WRITTEN EXERCISE:
Repeat exactly, and only, the lines from the one holding "What data populates" through the last line of the records below.
--- start of INFORMATION GIVEN ---
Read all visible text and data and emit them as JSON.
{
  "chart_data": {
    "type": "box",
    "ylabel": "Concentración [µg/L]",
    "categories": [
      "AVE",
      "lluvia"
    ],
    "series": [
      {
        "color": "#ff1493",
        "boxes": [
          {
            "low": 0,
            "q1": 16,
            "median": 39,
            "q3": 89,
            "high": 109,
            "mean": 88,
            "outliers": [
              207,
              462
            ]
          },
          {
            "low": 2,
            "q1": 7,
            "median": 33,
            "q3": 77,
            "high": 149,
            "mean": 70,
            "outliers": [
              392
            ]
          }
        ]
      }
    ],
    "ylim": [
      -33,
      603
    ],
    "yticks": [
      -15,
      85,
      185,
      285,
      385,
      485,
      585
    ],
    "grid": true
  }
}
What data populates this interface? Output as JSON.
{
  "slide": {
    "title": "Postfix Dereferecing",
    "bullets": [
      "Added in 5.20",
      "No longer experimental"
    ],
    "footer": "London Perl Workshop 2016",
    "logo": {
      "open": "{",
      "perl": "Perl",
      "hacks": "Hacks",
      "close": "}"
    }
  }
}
--- end of INFORMATION GIVEN ---
TASK RESPONSE:
What data populates this interface? Output as JSON.
{
  "slide": {
    "title": "Postfix Dereferecing",
    "bullets": [
      "Added in 5.20",
      "No longer experimental"
    ],
    "footer": "London Perl Workshop 2016",
    "logo": {
      "open": "{",
      "perl": "Perl",
      "hacks": "Hacks",
      "close": "}"
    }
  }
}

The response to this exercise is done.